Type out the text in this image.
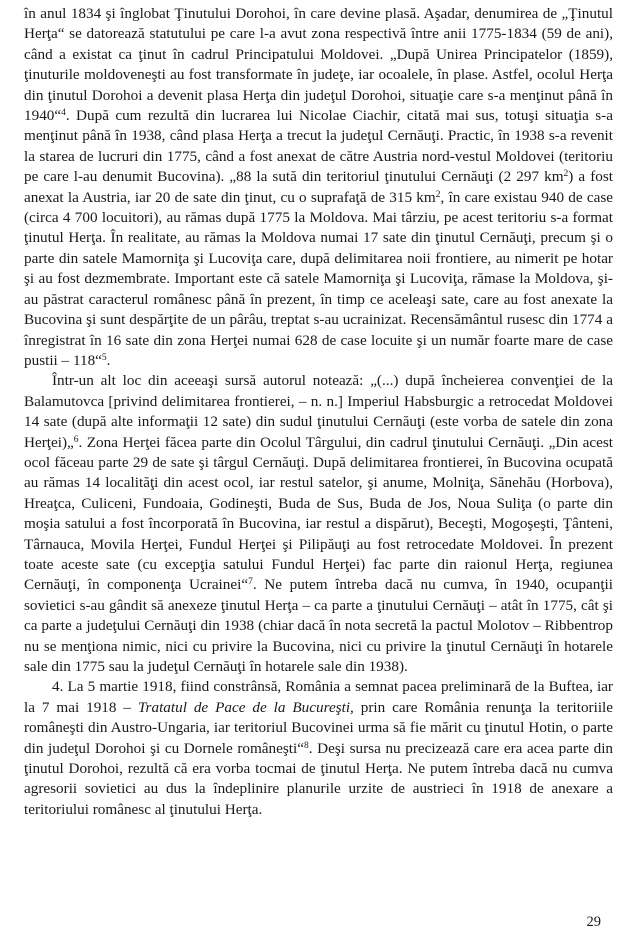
în anul 1834 şi înglobat Ţinutului Dorohoi, în care devine plasă. Aşadar, denumirea de „Ţinutul Herţa“ se datorează statutului pe care l-a avut zona respectivă între anii 1775-1834 (59 de ani), când a existat ca ţinut în cadrul Principatului Moldovei. „După Unirea Principatelor (1859), ţinuturile moldoveneşti au fost transformate în judeţe, iar ocoalele, în plase. Astfel, ocolul Herţa din ţinutul Dorohoi a devenit plasa Herţa din judeţul Dorohoi, situaţie care s-a menţinut până în 1940“$^4$. După cum rezultă din lucrarea lui Nicolae Ciachir, citată mai sus, totuşi situaţia s-a menţinut până în 1938, când plasa Herţa a trecut la judeţul Cernăuţi. Practic, în 1938 s-a revenit la starea de lucruri din 1775, când a fost anexat de către Austria nord-vestul Moldovei (teritoriu pe care l-au denumit Bucovina). „88 la sută din teritoriul ţinutului Cernăuţi (2 297 $km^2$) a fost anexat la Austria, iar 20 de sate din ţinut, cu o suprafaţă de 315 $km^2$, în care existau 940 de case (circa 4 700 locuitori), au rămas după 1775 la Moldova. Mai târziu, pe acest teritoriu s-a format ţinutul Herţa. În realitate, au rămas la Moldova numai 17 sate din ţinutul Cernăuţi, precum şi o parte din satele Mamorniţa şi Lucoviţa care, după delimitarea noii frontiere, au nimerit pe hotar şi au fost dezmembrate. Important este că satele Mamorniţa şi Lucoviţa, rămase la Moldova, şi-au păstrat caracterul românesc până în prezent, în timp ce aceleaşi sate, care au fost anexate la Bucovina şi sunt despărţite de un pârâu, treptat s-au ucrainizat. Recensământul rusesc din 1774 a înregistrat în 16 sate din zona Herţei numai 628 de case locuite şi un număr foarte mare de case pustii – 118“$^5$.

Într-un alt loc din aceeaşi sursă autorul notează: „(...) după încheierea convenţiei de la Balamutovca [privind delimitarea frontierei, – n. n.] Imperiul Habsburgic a retrocedat Moldovei 14 sate (după alte informaţii 12 sate) din sudul ţinutului Cernăuţi (este vorba de satele din zona Herţei)„$^6$. Zona Herţei făcea parte din Ocolul Târgului, din cadrul ţinutului Cernăuţi. „Din acest ocol făceau parte 29 de sate şi târgul Cernăuţi. După delimitarea frontierei, în Bucovina ocupată au rămas 14 localităţi din acest ocol, iar restul satelor, şi anume, Molniţa, Sănehău (Horbova), Hreaţca, Culiceni, Fundoaia, Godineşti, Buda de Sus, Buda de Jos, Noua Suliţa (o parte din moşia satului a fost încorporată în Bucovina, iar restul a dispărut), Beceşti, Mogoşeşti, Ţânteni, Târnauca, Movila Herţei, Fundul Herţei şi Pilipăuţi au fost retrocedate Moldovei. În prezent toate aceste sate (cu excepţia satului Fundul Herţei) fac parte din raionul Herţa, regiunea Cernăuţi, în componenţa Ucrainei“$^7$. Ne putem întreba dacă nu cumva, în 1940, ocupanţii sovietici s-au gândit să anexeze ţinutul Herţa – ca parte a ţinutului Cernăuţi – atât în 1775, cât şi ca parte a judeţului Cernăuţi din 1938 (chiar dacă în nota secretă la pactul Molotov – Ribbentrop nu se menţiona nimic, nici cu privire la Bucovina, nici cu privire la ţinutul Cernăuţi în hotarele sale din 1775 sau la judeţul Cernăuţi în hotarele sale din 1938).

4. La 5 martie 1918, fiind constrânsă, România a semnat pacea preliminară de la Buftea, iar la 7 mai 1918 – Tratatul de Pace de la Bucureşti, prin care România renunţa la teritoriile româneşti din Austro-Ungaria, iar teritoriul Bucovinei urma să fie mărit cu ţinutul Hotin, o parte din judeţul Dorohoi şi cu Dornele româneşti“$^8$. Deşi sursa nu precizează care era acea parte din ţinutul Dorohoi, rezultă că era vorba tocmai de ţinutul Herţa. Ne putem întreba dacă nu cumva agresorii sovietici au dus la îndeplinire planurile urzite de austrieci în 1918 de anexare a teritoriului românesc al ţinutului Herţa.

29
________________________
INSTRUCTIONS TO FOLLOW - Restate each of the entries above word for word and skip every image.

RESPONSE TO THE EXERCISE -
Type out the text in this image.
în anul 1834 şi înglobat Ţinutului Dorohoi, în care devine plasă. Aşadar, denumirea de „Ţinutul Herţa“ se datorează statutului pe care l-a avut zona respectivă între anii 1775-1834 (59 de ani), când a existat ca ţinut în cadrul Principatului Moldovei. „După Unirea Principatelor (1859), ţinuturile moldoveneşti au fost transformate în judeţe, iar ocoalele, în plase. Astfel, ocolul Herţa din ţinutul Dorohoi a devenit plasa Herţa din judeţul Dorohoi, situaţie care s-a menţinut până în 1940“$^4$. După cum rezultă din lucrarea lui Nicolae Ciachir, citată mai sus, totuşi situaţia s-a menţinut până în 1938, când plasa Herţa a trecut la judeţul Cernăuţi. Practic, în 1938 s-a revenit la starea de lucruri din 1775, când a fost anexat de către Austria nord-vestul Moldovei (teritoriu pe care l-au denumit Bucovina). „88 la sută din teritoriul ţinutului Cernăuţi (2 297 $km^2$) a fost anexat la Austria, iar 20 de sate din ţinut, cu o suprafaţă de 315 $km^2$, în care existau 940 de case (circa 4 700 locuitori), au rămas după 1775 la Moldova. Mai târziu, pe acest teritoriu s-a format ţinutul Herţa. În realitate, au rămas la Moldova numai 17 sate din ţinutul Cernăuţi, precum şi o parte din satele Mamorniţa şi Lucoviţa care, după delimitarea noii frontiere, au nimerit pe hotar şi au fost dezmembrate. Important este că satele Mamorniţa şi Lucoviţa, rămase la Moldova, şi-au păstrat caracterul românesc până în prezent, în timp ce aceleaşi sate, care au fost anexate la Bucovina şi sunt despărţite de un pârâu, treptat s-au ucrainizat. Recensământul rusesc din 1774 a înregistrat în 16 sate din zona Herţei numai 628 de case locuite şi un număr foarte mare de case pustii – 118“$^5$.

Într-un alt loc din aceeaşi sursă autorul notează: „(...) după încheierea convenţiei de la Balamutovca [privind delimitarea frontierei, – n. n.] Imperiul Habsburgic a retrocedat Moldovei 14 sate (după alte informaţii 12 sate) din sudul ţinutului Cernăuţi (este vorba de satele din zona Herţei)„$^6$. Zona Herţei făcea parte din Ocolul Târgului, din cadrul ţinutului Cernăuţi. „Din acest ocol făceau parte 29 de sate şi târgul Cernăuţi. După delimitarea frontierei, în Bucovina ocupată au rămas 14 localităţi din acest ocol, iar restul satelor, şi anume, Molniţa, Sănehău (Horbova), Hreaţca, Culiceni, Fundoaia, Godineşti, Buda de Sus, Buda de Jos, Noua Suliţa (o parte din moşia satului a fost încorporată în Bucovina, iar restul a dispărut), Beceşti, Mogoşeşti, Ţânteni, Târnauca, Movila Herţei, Fundul Herţei şi Pilipăuţi au fost retrocedate Moldovei. În prezent toate aceste sate (cu excepţia satului Fundul Herţei) fac parte din raionul Herţa, regiunea Cernăuţi, în componenţa Ucrainei“$^7$. Ne putem întreba dacă nu cumva, în 1940, ocupanţii sovietici s-au gândit să anexeze ţinutul Herţa – ca parte a ţinutului Cernăuţi – atât în 1775, cât şi ca parte a judeţului Cernăuţi din 1938 (chiar dacă în nota secretă la pactul Molotov – Ribbentrop nu se menţiona nimic, nici cu privire la Bucovina, nici cu privire la ţinutul Cernăuţi în hotarele sale din 1775 sau la judeţul Cernăuţi în hotarele sale din 1938).

4. La 5 martie 1918, fiind constrânsă, România a semnat pacea preliminară de la Buftea, iar la 7 mai 1918 – Tratatul de Pace de la Bucureşti, prin care România renunţa la teritoriile româneşti din Austro-Ungaria, iar teritoriul Bucovinei urma să fie mărit cu ţinutul Hotin, o parte din judeţul Dorohoi şi cu Dornele româneşti“$^8$. Deşi sursa nu precizează care era acea parte din ţinutul Dorohoi, rezultă că era vorba tocmai de ţinutul Herţa. Ne putem întreba dacă nu cumva agresorii sovietici au dus la îndeplinire planurile urzite de austrieci în 1918 de anexare a teritoriului românesc al ţinutului Herţa.

29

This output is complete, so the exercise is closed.